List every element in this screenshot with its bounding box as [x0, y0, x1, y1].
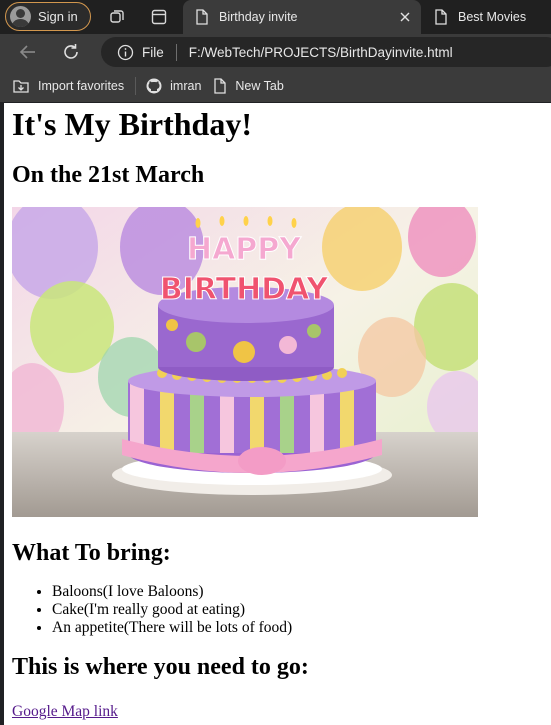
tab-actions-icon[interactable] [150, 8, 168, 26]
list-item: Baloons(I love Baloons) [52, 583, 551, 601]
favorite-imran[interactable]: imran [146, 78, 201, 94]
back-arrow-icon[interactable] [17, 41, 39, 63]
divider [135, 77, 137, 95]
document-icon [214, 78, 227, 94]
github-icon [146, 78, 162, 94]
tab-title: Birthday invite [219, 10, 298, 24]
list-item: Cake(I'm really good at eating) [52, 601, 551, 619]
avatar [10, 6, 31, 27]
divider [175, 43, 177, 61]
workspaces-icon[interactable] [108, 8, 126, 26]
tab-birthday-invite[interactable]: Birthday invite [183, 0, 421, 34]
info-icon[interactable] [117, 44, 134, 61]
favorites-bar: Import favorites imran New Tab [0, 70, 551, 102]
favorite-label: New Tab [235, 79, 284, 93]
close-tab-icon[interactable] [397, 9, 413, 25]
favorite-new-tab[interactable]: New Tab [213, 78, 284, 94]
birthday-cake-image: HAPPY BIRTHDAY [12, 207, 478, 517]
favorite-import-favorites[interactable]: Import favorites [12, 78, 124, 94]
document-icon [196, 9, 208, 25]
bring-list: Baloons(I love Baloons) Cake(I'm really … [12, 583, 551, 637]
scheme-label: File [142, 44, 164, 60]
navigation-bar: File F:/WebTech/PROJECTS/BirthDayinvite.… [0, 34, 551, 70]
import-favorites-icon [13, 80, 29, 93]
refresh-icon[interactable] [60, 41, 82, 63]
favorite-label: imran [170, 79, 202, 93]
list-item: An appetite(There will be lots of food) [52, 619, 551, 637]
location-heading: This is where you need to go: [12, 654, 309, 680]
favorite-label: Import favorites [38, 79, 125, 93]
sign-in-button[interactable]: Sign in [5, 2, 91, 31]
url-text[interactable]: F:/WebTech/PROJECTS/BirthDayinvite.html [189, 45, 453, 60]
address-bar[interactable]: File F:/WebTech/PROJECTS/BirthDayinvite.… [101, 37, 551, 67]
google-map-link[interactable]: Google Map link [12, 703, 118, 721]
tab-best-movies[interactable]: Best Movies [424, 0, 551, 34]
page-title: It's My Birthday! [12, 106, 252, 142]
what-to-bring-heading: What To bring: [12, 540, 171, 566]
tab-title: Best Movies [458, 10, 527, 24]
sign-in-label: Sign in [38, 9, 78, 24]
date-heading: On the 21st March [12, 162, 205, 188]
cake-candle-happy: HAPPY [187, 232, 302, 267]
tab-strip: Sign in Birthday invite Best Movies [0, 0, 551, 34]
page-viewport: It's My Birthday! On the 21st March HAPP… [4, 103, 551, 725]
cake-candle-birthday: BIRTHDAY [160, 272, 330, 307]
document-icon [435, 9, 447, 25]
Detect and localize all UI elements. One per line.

◆ ◆ ◆ ◆ ◆ ◆ ◆

The exercise: Copy out all of the material above, replacing "Best Movies" with "Top Films" everywhere and changing nothing else. Leave the pictures out.

In response:
List every element in this screenshot with its bounding box as [x0, y0, x1, y1].
tab-actions-icon[interactable] [150, 8, 168, 26]
list-item: Baloons(I love Baloons) [52, 583, 551, 601]
favorite-imran[interactable]: imran [146, 78, 201, 94]
back-arrow-icon[interactable] [17, 41, 39, 63]
divider [135, 77, 137, 95]
document-icon [214, 78, 227, 94]
github-icon [146, 78, 162, 94]
tab-title: Birthday invite [219, 10, 298, 24]
list-item: Cake(I'm really good at eating) [52, 601, 551, 619]
avatar [10, 6, 31, 27]
divider [175, 43, 177, 61]
workspaces-icon[interactable] [108, 8, 126, 26]
tab-birthday-invite[interactable]: Birthday invite [183, 0, 421, 34]
info-icon[interactable] [117, 44, 134, 61]
favorites-bar: Import favorites imran New Tab [0, 70, 551, 102]
favorite-label: New Tab [235, 79, 284, 93]
close-tab-icon[interactable] [397, 9, 413, 25]
favorite-new-tab[interactable]: New Tab [213, 78, 284, 94]
birthday-cake-image: HAPPY BIRTHDAY [12, 207, 478, 517]
favorite-import-favorites[interactable]: Import favorites [12, 78, 124, 94]
document-icon [196, 9, 208, 25]
bring-list: Baloons(I love Baloons) Cake(I'm really … [12, 583, 551, 637]
scheme-label: File [142, 44, 164, 60]
navigation-bar: File F:/WebTech/PROJECTS/BirthDayinvite.… [0, 34, 551, 70]
import-favorites-icon [13, 80, 29, 93]
refresh-icon[interactable] [60, 41, 82, 63]
favorite-label: imran [170, 79, 202, 93]
list-item: An appetite(There will be lots of food) [52, 619, 551, 637]
location-heading: This is where you need to go: [12, 654, 309, 680]
favorite-label: Import favorites [38, 79, 125, 93]
sign-in-button[interactable]: Sign in [5, 2, 91, 31]
url-text[interactable]: F:/WebTech/PROJECTS/BirthDayinvite.html [189, 45, 453, 60]
address-bar[interactable]: File F:/WebTech/PROJECTS/BirthDayinvite.… [101, 37, 551, 67]
google-map-link[interactable]: Google Map link [12, 703, 118, 721]
tab-best-movies[interactable]: Top Films [424, 0, 551, 34]
page-title: It's My Birthday! [12, 106, 252, 142]
what-to-bring-heading: What To bring: [12, 540, 171, 566]
tab-title: Top Films [458, 10, 527, 24]
sign-in-label: Sign in [38, 9, 78, 24]
date-heading: On the 21st March [12, 162, 205, 188]
cake-candle-happy: HAPPY [187, 232, 302, 267]
tab-strip: Sign in Birthday invite Top Films [0, 0, 551, 34]
page-viewport: It's My Birthday! On the 21st March HAPP… [4, 103, 551, 725]
cake-candle-birthday: BIRTHDAY [160, 272, 330, 307]
document-icon [435, 9, 447, 25]
Detect and localize all UI elements. One per line.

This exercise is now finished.